- _Passage provided_
2.7.2 Mirror tuning

This example demonstrates the conventions for lengths and microscopic positions introduced in Sect. 2.5. The top trace in Fig. 16 (generated here) depicts the phase change of a beam reflected by a beamsplitter as the function of the beam splitter tuning. By changing the tuning from \(0\) to \(180\degree\) the beam splitter is moved forward and shortens the path length by one wavelength, which by convention increases the light phase by \(360\degree\). On the other hand, if a length of a space is changed, the phase of the transmitted light is unchanged (for the default wavelength \(\Delta k = 0\)), as shown in the lower trace.

import finesse
from finesse.analysis.actions import Xaxis
import numpy as np
import matplotlib.pyplot as plt
finesse.init_plotting()

base = finesse.Model()
base.parse(
    """

- _Records to use_
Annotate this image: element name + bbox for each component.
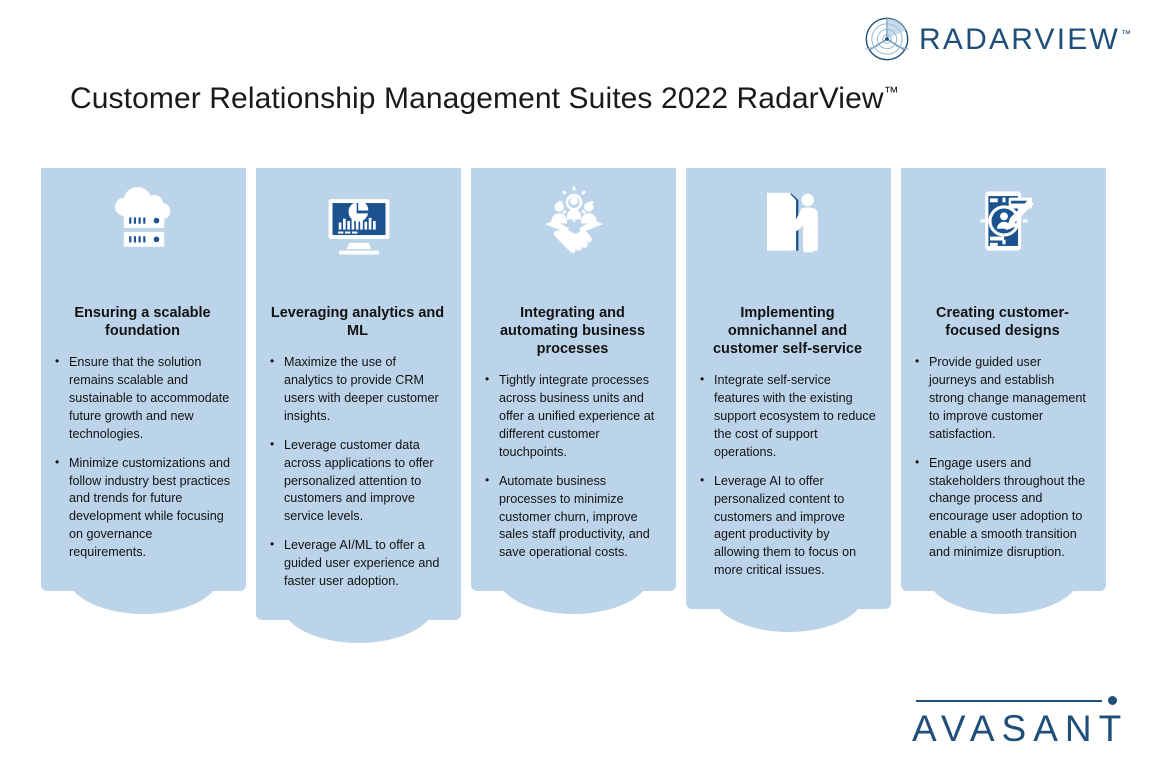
card-implementing-omnichannel-self-service[interactable]: Implementing omnichannel and customer se… xyxy=(686,168,891,620)
card-bullet-list: Provide guided user journeys and establi… xyxy=(913,354,1092,562)
ux-design-brush-icon xyxy=(901,182,1106,260)
card-title: Ensuring a scalable foundation xyxy=(53,304,232,340)
list-item: Automate business processes to minimize … xyxy=(483,473,662,562)
infographic-page: RADARVIEW™ Customer Relationship Managem… xyxy=(0,0,1152,768)
avasant-dot-icon xyxy=(1108,696,1117,705)
card-bullet-list: Maximize the use of analytics to provide… xyxy=(268,354,447,591)
avasant-wordmark: AVASANT xyxy=(912,708,1126,750)
card-ensuring-scalable-foundation[interactable]: Ensuring a scalable foundation Ensure th… xyxy=(41,168,246,620)
cloud-server-icon xyxy=(41,182,246,260)
card-leveraging-analytics-ml[interactable]: Leveraging analytics and ML Maximize the… xyxy=(256,168,461,620)
title-trademark-symbol: ™ xyxy=(884,84,899,101)
radarview-wordmark: RADARVIEW™ xyxy=(919,23,1130,57)
list-item: Minimize customizations and follow indus… xyxy=(53,455,232,562)
list-item: Integrate self-service features with the… xyxy=(698,372,877,461)
radar-target-icon xyxy=(864,16,910,62)
handshake-team-gear-icon xyxy=(471,182,676,260)
card-title: Integrating and automating business proc… xyxy=(483,304,662,358)
card-integrating-automating-processes[interactable]: Integrating and automating business proc… xyxy=(471,168,676,620)
card-title: Leveraging analytics and ML xyxy=(268,304,447,340)
list-item: Tightly integrate processes across busin… xyxy=(483,372,662,461)
page-title: Customer Relationship Management Suites … xyxy=(70,82,899,116)
card-bullet-list: Tightly integrate processes across busin… xyxy=(483,372,662,562)
card-bullet-list: Ensure that the solution remains scalabl… xyxy=(53,354,232,562)
avasant-logo: AVASANT xyxy=(912,688,1126,752)
avasant-line-dot-icon xyxy=(916,700,1102,702)
trademark-symbol: ™ xyxy=(1121,29,1131,40)
analytics-monitor-icon xyxy=(256,182,461,260)
card-bullet-list: Integrate self-service features with the… xyxy=(698,372,877,580)
list-item: Leverage AI/ML to offer a guided user ex… xyxy=(268,537,447,591)
list-item: Ensure that the solution remains scalabl… xyxy=(53,354,232,443)
list-item: Leverage customer data across applicatio… xyxy=(268,437,447,526)
list-item: Provide guided user journeys and establi… xyxy=(913,354,1092,443)
list-item: Leverage AI to offer personalized conten… xyxy=(698,473,877,580)
self-service-kiosk-icon xyxy=(686,182,891,260)
card-title: Creating customer-focused designs xyxy=(913,304,1092,340)
card-title: Implementing omnichannel and customer se… xyxy=(698,304,877,358)
list-item: Maximize the use of analytics to provide… xyxy=(268,354,447,426)
list-item: Engage users and stakeholders throughout… xyxy=(913,455,1092,562)
card-row: Ensuring a scalable foundation Ensure th… xyxy=(41,168,1111,620)
card-creating-customer-focused-designs[interactable]: Creating customer-focused designs Provid… xyxy=(901,168,1106,620)
radarview-logo: RADARVIEW™ xyxy=(864,16,1130,62)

- _What to do_
a – In the listing, render the stretch from the line containing "customer se… xyxy=(686,168,891,620)" through the line containing "cloud-server-icon xyxy=(41,182,246,260)" as a JSON list of strings, one string per line, with blank lines omitted.
b – Proceed with the mirror tuning example from the point where it stops.

- _Solved tasks_
a –
[
  "card-implementing-omnichannel-self-service[interactable]: Implementing omnichannel and customer se… xyxy=(686,168,891,620)",
  "card-bullet-list: Provide guided user journeys and establi… xyxy=(913,354,1092,562)",
  "ux-design-brush-icon xyxy=(901,182,1106,260)",
  "card-title: Ensuring a scalable foundation xyxy=(53,304,232,340)",
  "list-item: Automate business processes to minimize … xyxy=(483,473,662,562)",
  "infographic-page: RADARVIEW™ Customer Relationship Managem… xyxy=(0,0,1152,768)",
  "avasant-dot-icon xyxy=(1108,696,1117,705)",
  "card-bullet-list: Maximize the use of analytics to provide… xyxy=(268,354,447,591)",
  "avasant-wordmark: AVASANT xyxy=(912,708,1126,750)",
  "card-ensuring-scalable-foundation[interactable]: Ensuring a scalable foundation Ensure th… xyxy=(41,168,246,620)",
  "cloud-server-icon xyxy=(41,182,246,260)"
]

b –
    l l1 P=1                    # laser with P=1W at default frequency
    s s1 l1.p1 bs1.p1 L=1       # space of 1m length
    bs bs1                      # beam splitter as 'turning mirror', normal incidence
    s s2 bs1.p2 nothing1.p1 L=1 # another space of 1m length
    nothing nothing1            # a 'nothing' element to connect the detector

    ad ad_r nothing1.p1.i f=0   # amplitude detector at default frequency
    """
)

out = base.run(Xaxis(base.bs1.phi, 'lin', 0, 180, 100))
out2 = base.run(Xaxis(base.s1.L, 'lin', 1, 2, 100))

fig, ax = plt.subplots(2, 1, figsize=(8, 7))
ax[0].plot(out.x1, np.degrees(np.angle(out['ad_r'])))
ax[0].set_xlabel(r'phi (bs1) [$\degree$]')
ax[0].set_ylabel(r'Phase [$\degree$]')

ax[1].plot(out2.x1, np.degrees(np.angle(out2['ad_r'])))
ax[1].set_xlabel(r'L (s1) [m]')
ax[1].set_ylabel(r'Phase [$\degree$]')
plt.show()